### Records to use
--

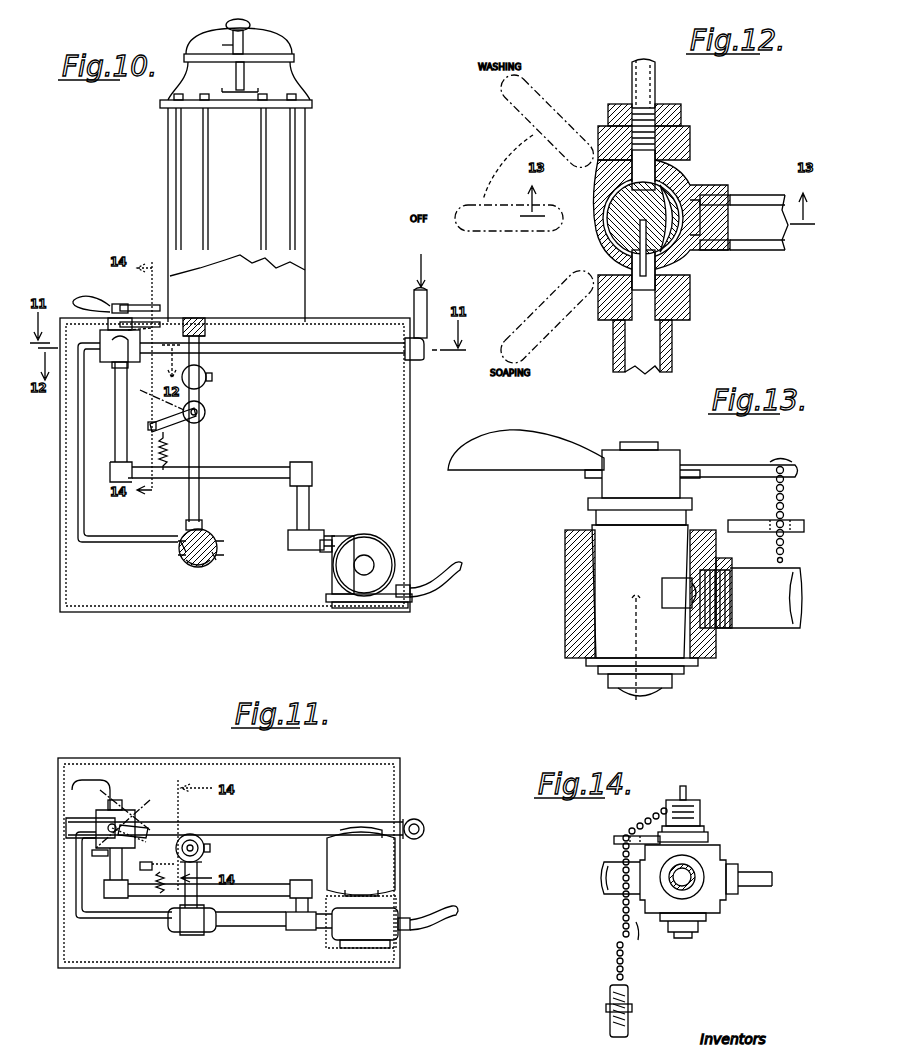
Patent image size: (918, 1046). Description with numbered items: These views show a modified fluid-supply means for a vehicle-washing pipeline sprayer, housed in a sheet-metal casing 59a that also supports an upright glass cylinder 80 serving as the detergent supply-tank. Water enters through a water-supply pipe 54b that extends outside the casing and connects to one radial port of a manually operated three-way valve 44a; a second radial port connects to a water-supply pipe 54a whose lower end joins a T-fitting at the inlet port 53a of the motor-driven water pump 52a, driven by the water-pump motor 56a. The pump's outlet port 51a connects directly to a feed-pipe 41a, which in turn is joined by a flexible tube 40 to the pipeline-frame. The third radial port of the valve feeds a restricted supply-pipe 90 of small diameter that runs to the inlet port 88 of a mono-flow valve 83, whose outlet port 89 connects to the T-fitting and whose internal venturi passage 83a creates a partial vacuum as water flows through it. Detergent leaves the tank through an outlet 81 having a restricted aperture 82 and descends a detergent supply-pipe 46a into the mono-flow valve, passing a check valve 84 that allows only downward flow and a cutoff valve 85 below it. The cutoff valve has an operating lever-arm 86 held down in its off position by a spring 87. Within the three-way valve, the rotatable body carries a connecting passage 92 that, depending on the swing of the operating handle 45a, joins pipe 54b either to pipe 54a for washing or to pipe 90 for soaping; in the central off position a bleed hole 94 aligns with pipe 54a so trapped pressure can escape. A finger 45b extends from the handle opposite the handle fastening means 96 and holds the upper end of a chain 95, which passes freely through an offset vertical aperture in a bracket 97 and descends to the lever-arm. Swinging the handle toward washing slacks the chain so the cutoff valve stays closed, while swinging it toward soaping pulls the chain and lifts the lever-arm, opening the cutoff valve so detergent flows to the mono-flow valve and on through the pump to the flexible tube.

In FIG. 10, the flexible tube 40 is at (462, 568).
In FIG. 11, the flexible tube 40 is at (456, 916).
In FIG. 10, the feed-pipe 41a is at (408, 585).
In FIG. 11, the feed-pipe 41a is at (408, 918).
In FIG. 10, the three-way valve 44a is at (105, 343).
In FIG. 12, the three-way valve 44a is at (578, 245).
In FIG. 13, the three-way valve 44a is at (565, 614).
In FIG. 11, the three-way valve 44a is at (130, 815).
In FIG. 14, the three-way valve 44a is at (718, 856).
In FIG. 10, the operating handle 45a is at (76, 298).
In FIG. 12, the operating handle 45a is at (505, 167).
In FIG. 13, the operating handle 45a is at (533, 446).
In FIG. 11, the operating handle 45a is at (84, 823).
In FIG. 14, the operating handle 45a is at (700, 804).
In FIG. 10, the finger 45b is at (143, 305).
In FIG. 13, the finger 45b is at (728, 464).
In FIG. 11, the finger 45b is at (152, 828).
In FIG. 14, the finger 45b is at (702, 806).
In FIG. 10, the detergent supply-pipe 46a is at (200, 454).
In FIG. 11, the detergent supply-pipe 46a is at (200, 850).
In FIG. 10, the outlet port 51a is at (388, 604).
In FIG. 11, the outlet port 51a is at (394, 940).
In FIG. 10, the water pump 52a is at (355, 596).
In FIG. 11, the water pump 52a is at (364, 948).
In FIG. 10, the inlet port 53a is at (344, 536).
In FIG. 11, the inlet port 53a is at (334, 940).
In FIG. 10, the water-supply pipe 54a is at (112, 432).
In FIG. 12, the water-supply pipe 54a is at (674, 354).
In FIG. 11, the water-supply pipe 54a is at (279, 884).
In FIG. 14, the water-supply pipe 54a is at (608, 896).
In FIG. 10, the water-supply pipe 54b is at (353, 356).
In FIG. 12, the water-supply pipe 54b is at (767, 193).
In FIG. 13, the water-supply pipe 54b is at (772, 630).
In FIG. 11, the water-supply pipe 54b is at (289, 820).
In FIG. 14, the water-supply pipe 54b is at (694, 886).
In FIG. 10, the water-pump motor 56a is at (388, 540).
In FIG. 11, the water-pump motor 56a is at (362, 865).
In FIG. 10, the sheet-metal casing 59a is at (410, 418).
In FIG. 11, the sheet-metal casing 59a is at (166, 970).
In FIG. 10, the glass cylinder 80 is at (306, 280).
In FIG. 10, the outlet 81 is at (198, 318).
In FIG. 10, the restricted aperture 82 is at (206, 332).
In FIG. 10, the mono-flow valve 83 is at (196, 566).
In FIG. 11, the mono-flow valve 83 is at (202, 932).
In FIG. 10, the venturi passage 83a is at (182, 562).
In FIG. 10, the check valve 84 is at (212, 378).
In FIG. 11, the check valve 84 is at (198, 836).
In FIG. 10, the cutoff valve 85 is at (207, 412).
In FIG. 10, the operating lever-arm 86 is at (148, 428).
In FIG. 11, the operating lever-arm 86 is at (142, 870).
In FIG. 14, the operating lever-arm 86 is at (608, 1033).
In FIG. 10, the spring 87 is at (168, 448).
In FIG. 11, the spring 87 is at (172, 878).
In FIG. 10, the inlet port 88 is at (178, 552).
In FIG. 10, the outlet port 89 is at (212, 560).
In FIG. 10, the restricted supply-pipe 90 is at (78, 410).
In FIG. 12, the restricted supply-pipe 90 is at (630, 82).
In FIG. 11, the restricted supply-pipe 90 is at (106, 920).
In FIG. 14, the restricted supply-pipe 90 is at (770, 876).
In FIG. 12, the connecting passage 92 is at (643, 218).
In FIG. 13, the connecting passage 92 is at (674, 578).
In FIG. 12, the bleed hole 94 is at (643, 278).
In FIG. 13, the bleed hole 94 is at (634, 628).
In FIG. 10, the chain 95 is at (150, 378).
In FIG. 13, the chain 95 is at (776, 500).
In FIG. 11, the chain 95 is at (147, 842).
In FIG. 14, the chain 95 is at (624, 965).
In FIG. 10, the handle fastening means 96 is at (116, 304).
In FIG. 13, the handle fastening means 96 is at (641, 442).
In FIG. 11, the handle fastening means 96 is at (118, 800).
In FIG. 10, the bracket 97 is at (160, 328).
In FIG. 13, the bracket 97 is at (746, 533).
In FIG. 11, the bracket 97 is at (102, 856).
In FIG. 14, the bracket 97 is at (614, 840).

--

### To do
Locate each line in the entries above that contains the word "leaves" and copy it. Case counts.

### Reply
Patent image size: (918, 1046). Description with numbered items: These views show a modified fluid-supply means for a vehicle-washing pipeline sprayer, housed in a sheet-metal casing 59a that also supports an upright glass cylinder 80 serving as the detergent supply-tank. Water enters through a water-supply pipe 54b that extends outside the casing and connects to one radial port of a manually operated three-way valve 44a; a second radial port connects to a water-supply pipe 54a whose lower end joins a T-fitting at the inlet port 53a of the motor-driven water pump 52a, driven by the water-pump motor 56a. The pump's outlet port 51a connects directly to a feed-pipe 41a, which in turn is joined by a flexible tube 40 to the pipeline-frame. The third radial port of the valve feeds a restricted supply-pipe 90 of small diameter that runs to the inlet port 88 of a mono-flow valve 83, whose outlet port 89 connects to the T-fitting and whose internal venturi passage 83a creates a partial vacuum as water flows through it. Detergent leaves the tank through an outlet 81 having a restricted aperture 82 and descends a detergent supply-pipe 46a into the mono-flow valve, passing a check valve 84 that allows only downward flow and a cutoff valve 85 below it. The cutoff valve has an operating lever-arm 86 held down in its off position by a spring 87. Within the three-way valve, the rotatable body carries a connecting passage 92 that, depending on the swing of the operating handle 45a, joins pipe 54b either to pipe 54a for washing or to pipe 90 for soaping; in the central off position a bleed hole 94 aligns with pipe 54a so trapped pressure can escape. A finger 45b extends from the handle opposite the handle fastening means 96 and holds the upper end of a chain 95, which passes freely through an offset vertical aperture in a bracket 97 and descends to the lever-arm. Swinging the handle toward washing slacks the chain so the cutoff valve stays closed, while swinging it toward soaping pulls the chain and lifts the lever-arm, opening the cutoff valve so detergent flows to the mono-flow valve and on through the pump to the flexible tube.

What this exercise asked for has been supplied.